▶ **The problem**: All of the entries must be reproduced exactly, with no images carried over.

** Start of Data section **

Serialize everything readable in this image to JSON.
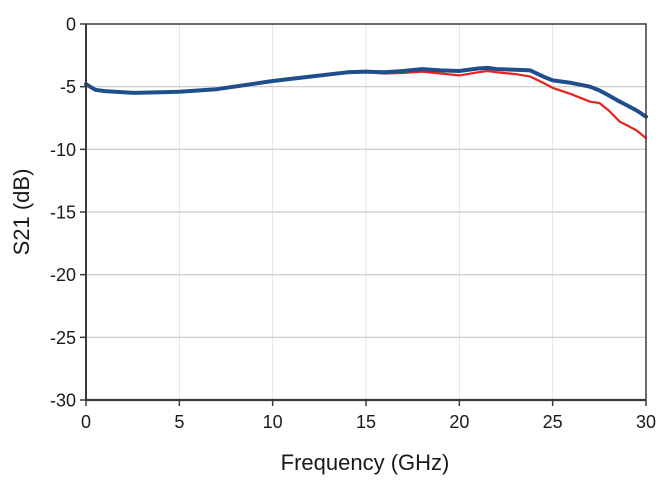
{
  "chart_data": {
    "type": "line",
    "title": "",
    "xlabel": "Frequency (GHz)",
    "ylabel": "S21 (dB)",
    "xlim": [
      0,
      30
    ],
    "ylim": [
      -30,
      0
    ],
    "xticks": [
      0,
      5,
      10,
      15,
      20,
      25,
      30
    ],
    "yticks": [
      0,
      -5,
      -10,
      -15,
      -20,
      -25,
      -30
    ],
    "grid": true,
    "legend": null,
    "series": [
      {
        "name": "S21 trace (red)",
        "color": "#e8221f",
        "x": [
          0,
          0.5,
          1,
          2,
          2.6,
          4,
          5,
          7,
          10,
          12,
          14,
          15,
          16,
          17,
          18,
          19,
          20,
          21,
          21.5,
          22,
          23,
          23.8,
          24.5,
          25,
          26,
          27,
          27.5,
          28,
          28.6,
          29,
          29.5,
          30
        ],
        "values": [
          -4.8,
          -5.2,
          -5.35,
          -5.45,
          -5.5,
          -5.45,
          -5.4,
          -5.2,
          -4.55,
          -4.2,
          -3.9,
          -3.85,
          -3.95,
          -3.9,
          -3.8,
          -3.95,
          -4.1,
          -3.85,
          -3.75,
          -3.85,
          -4.0,
          -4.2,
          -4.7,
          -5.1,
          -5.6,
          -6.2,
          -6.3,
          -6.9,
          -7.8,
          -8.1,
          -8.5,
          -9.1
        ]
      },
      {
        "name": "S21 trace (blue)",
        "color": "#1f4e8c",
        "x": [
          0,
          0.5,
          1,
          2,
          2.6,
          4,
          5,
          7,
          10,
          12,
          14,
          15,
          16,
          17,
          18,
          19,
          20,
          21,
          21.5,
          22,
          23,
          23.8,
          24.5,
          25,
          26,
          27,
          27.5,
          28,
          28.6,
          29,
          29.5,
          30
        ],
        "values": [
          -4.8,
          -5.25,
          -5.35,
          -5.45,
          -5.5,
          -5.45,
          -5.4,
          -5.2,
          -4.55,
          -4.2,
          -3.85,
          -3.8,
          -3.85,
          -3.75,
          -3.6,
          -3.7,
          -3.75,
          -3.55,
          -3.5,
          -3.6,
          -3.65,
          -3.7,
          -4.2,
          -4.5,
          -4.7,
          -5.0,
          -5.3,
          -5.7,
          -6.2,
          -6.5,
          -6.9,
          -7.4
        ]
      }
    ]
  },
  "axes": {
    "x_title": "Frequency (GHz)",
    "y_title": "S21 (dB)",
    "x_tick_labels": [
      "0",
      "5",
      "10",
      "15",
      "20",
      "25",
      "30"
    ],
    "y_tick_labels": [
      "0",
      "-5",
      "-10",
      "-15",
      "-20",
      "-25",
      "-30"
    ]
  },
  "colors": {
    "axis": "#3a3a3a",
    "grid_h": "#c8c8c8",
    "grid_v": "#e4e4e4",
    "red_series": "#e8221f",
    "blue_series": "#1f4e8c"
  }
}
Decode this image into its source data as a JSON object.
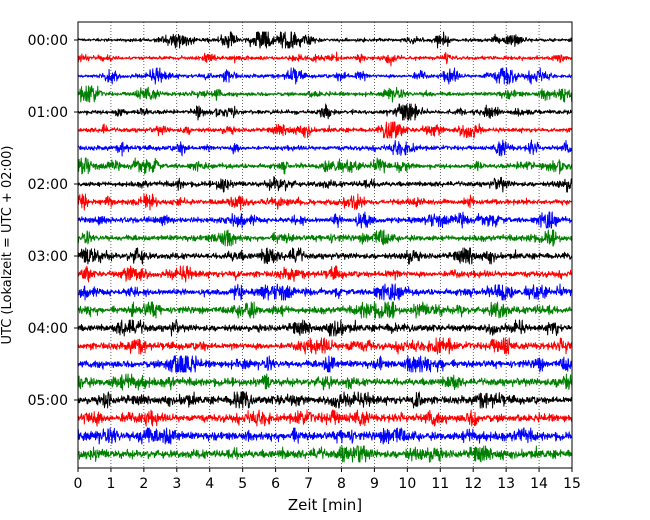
{
  "chart_data": {
    "type": "line",
    "subtype": "helicorder-seismogram",
    "xlabel": "Zeit  [min]",
    "ylabel": "UTC (Lokalzeit = UTC + 02:00)",
    "xlim": [
      0,
      15
    ],
    "x_ticks": [
      "0",
      "1",
      "2",
      "3",
      "4",
      "5",
      "6",
      "7",
      "8",
      "9",
      "10",
      "11",
      "12",
      "13",
      "14",
      "15"
    ],
    "y_tick_labels": [
      "00:00",
      "01:00",
      "02:00",
      "03:00",
      "04:00",
      "05:00"
    ],
    "grid": "vertical dotted at each minute",
    "trace_colors": [
      "#000000",
      "#ff0000",
      "#0000ff",
      "#008000"
    ],
    "trace_count": 24,
    "minutes_per_trace": 15,
    "start_time": "00:00",
    "traces": [
      {
        "start": "00:00",
        "color": "#000000"
      },
      {
        "start": "00:15",
        "color": "#ff0000"
      },
      {
        "start": "00:30",
        "color": "#0000ff"
      },
      {
        "start": "00:45",
        "color": "#008000"
      },
      {
        "start": "01:00",
        "color": "#000000"
      },
      {
        "start": "01:15",
        "color": "#ff0000"
      },
      {
        "start": "01:30",
        "color": "#0000ff"
      },
      {
        "start": "01:45",
        "color": "#008000"
      },
      {
        "start": "02:00",
        "color": "#000000"
      },
      {
        "start": "02:15",
        "color": "#ff0000"
      },
      {
        "start": "02:30",
        "color": "#0000ff"
      },
      {
        "start": "02:45",
        "color": "#008000"
      },
      {
        "start": "03:00",
        "color": "#000000"
      },
      {
        "start": "03:15",
        "color": "#ff0000"
      },
      {
        "start": "03:30",
        "color": "#0000ff"
      },
      {
        "start": "03:45",
        "color": "#008000"
      },
      {
        "start": "04:00",
        "color": "#000000"
      },
      {
        "start": "04:15",
        "color": "#ff0000"
      },
      {
        "start": "04:30",
        "color": "#0000ff"
      },
      {
        "start": "04:45",
        "color": "#008000"
      },
      {
        "start": "05:00",
        "color": "#000000"
      },
      {
        "start": "05:15",
        "color": "#ff0000"
      },
      {
        "start": "05:30",
        "color": "#0000ff"
      },
      {
        "start": "05:45",
        "color": "#008000"
      }
    ]
  }
}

** End of Data section **

▶ **Solution for this exercise**:
Serialize everything readable in this image to JSON.
{
  "chart_data": {
    "type": "line",
    "title": "",
    "xlabel": "Frequency (GHz)",
    "ylabel": "S21 (dB)",
    "xlim": [
      0,
      30
    ],
    "ylim": [
      -30,
      0
    ],
    "xticks": [
      0,
      5,
      10,
      15,
      20,
      25,
      30
    ],
    "yticks": [
      0,
      -5,
      -10,
      -15,
      -20,
      -25,
      -30
    ],
    "grid": true,
    "legend": null,
    "series": [
      {
        "name": "S21 trace (red)",
        "color": "#e8221f",
        "x": [
          0,
          0.5,
          1,
          2,
          2.6,
          4,
          5,
          7,
          10,
          12,
          14,
          15,
          16,
          17,
          18,
          19,
          20,
          21,
          21.5,
          22,
          23,
          23.8,
          24.5,
          25,
          26,
          27,
          27.5,
          28,
          28.6,
          29,
          29.5,
          30
        ],
        "values": [
          -4.8,
          -5.2,
          -5.35,
          -5.45,
          -5.5,
          -5.45,
          -5.4,
          -5.2,
          -4.55,
          -4.2,
          -3.9,
          -3.85,
          -3.95,
          -3.9,
          -3.8,
          -3.95,
          -4.1,
          -3.85,
          -3.75,
          -3.85,
          -4.0,
          -4.2,
          -4.7,
          -5.1,
          -5.6,
          -6.2,
          -6.3,
          -6.9,
          -7.8,
          -8.1,
          -8.5,
          -9.1
        ]
      },
      {
        "name": "S21 trace (blue)",
        "color": "#1f4e8c",
        "x": [
          0,
          0.5,
          1,
          2,
          2.6,
          4,
          5,
          7,
          10,
          12,
          14,
          15,
          16,
          17,
          18,
          19,
          20,
          21,
          21.5,
          22,
          23,
          23.8,
          24.5,
          25,
          26,
          27,
          27.5,
          28,
          28.6,
          29,
          29.5,
          30
        ],
        "values": [
          -4.8,
          -5.25,
          -5.35,
          -5.45,
          -5.5,
          -5.45,
          -5.4,
          -5.2,
          -4.55,
          -4.2,
          -3.85,
          -3.8,
          -3.85,
          -3.75,
          -3.6,
          -3.7,
          -3.75,
          -3.55,
          -3.5,
          -3.6,
          -3.65,
          -3.7,
          -4.2,
          -4.5,
          -4.7,
          -5.0,
          -5.3,
          -5.7,
          -6.2,
          -6.5,
          -6.9,
          -7.4
        ]
      }
    ]
  },
  "axes": {
    "x_title": "Frequency (GHz)",
    "y_title": "S21 (dB)",
    "x_tick_labels": [
      "0",
      "5",
      "10",
      "15",
      "20",
      "25",
      "30"
    ],
    "y_tick_labels": [
      "0",
      "-5",
      "-10",
      "-15",
      "-20",
      "-25",
      "-30"
    ]
  },
  "colors": {
    "axis": "#3a3a3a",
    "grid_h": "#c8c8c8",
    "grid_v": "#e4e4e4",
    "red_series": "#e8221f",
    "blue_series": "#1f4e8c"
  }
}
Decode this image into its source data as a JSON object.
{
  "chart_data": {
    "type": "line",
    "subtype": "helicorder-seismogram",
    "xlabel": "Zeit  [min]",
    "ylabel": "UTC (Lokalzeit = UTC + 02:00)",
    "xlim": [
      0,
      15
    ],
    "x_ticks": [
      "0",
      "1",
      "2",
      "3",
      "4",
      "5",
      "6",
      "7",
      "8",
      "9",
      "10",
      "11",
      "12",
      "13",
      "14",
      "15"
    ],
    "y_tick_labels": [
      "00:00",
      "01:00",
      "02:00",
      "03:00",
      "04:00",
      "05:00"
    ],
    "grid": "vertical dotted at each minute",
    "trace_colors": [
      "#000000",
      "#ff0000",
      "#0000ff",
      "#008000"
    ],
    "trace_count": 24,
    "minutes_per_trace": 15,
    "start_time": "00:00",
    "traces": [
      {
        "start": "00:00",
        "color": "#000000"
      },
      {
        "start": "00:15",
        "color": "#ff0000"
      },
      {
        "start": "00:30",
        "color": "#0000ff"
      },
      {
        "start": "00:45",
        "color": "#008000"
      },
      {
        "start": "01:00",
        "color": "#000000"
      },
      {
        "start": "01:15",
        "color": "#ff0000"
      },
      {
        "start": "01:30",
        "color": "#0000ff"
      },
      {
        "start": "01:45",
        "color": "#008000"
      },
      {
        "start": "02:00",
        "color": "#000000"
      },
      {
        "start": "02:15",
        "color": "#ff0000"
      },
      {
        "start": "02:30",
        "color": "#0000ff"
      },
      {
        "start": "02:45",
        "color": "#008000"
      },
      {
        "start": "03:00",
        "color": "#000000"
      },
      {
        "start": "03:15",
        "color": "#ff0000"
      },
      {
        "start": "03:30",
        "color": "#0000ff"
      },
      {
        "start": "03:45",
        "color": "#008000"
      },
      {
        "start": "04:00",
        "color": "#000000"
      },
      {
        "start": "04:15",
        "color": "#ff0000"
      },
      {
        "start": "04:30",
        "color": "#0000ff"
      },
      {
        "start": "04:45",
        "color": "#008000"
      },
      {
        "start": "05:00",
        "color": "#000000"
      },
      {
        "start": "05:15",
        "color": "#ff0000"
      },
      {
        "start": "05:30",
        "color": "#0000ff"
      },
      {
        "start": "05:45",
        "color": "#008000"
      }
    ]
  }
}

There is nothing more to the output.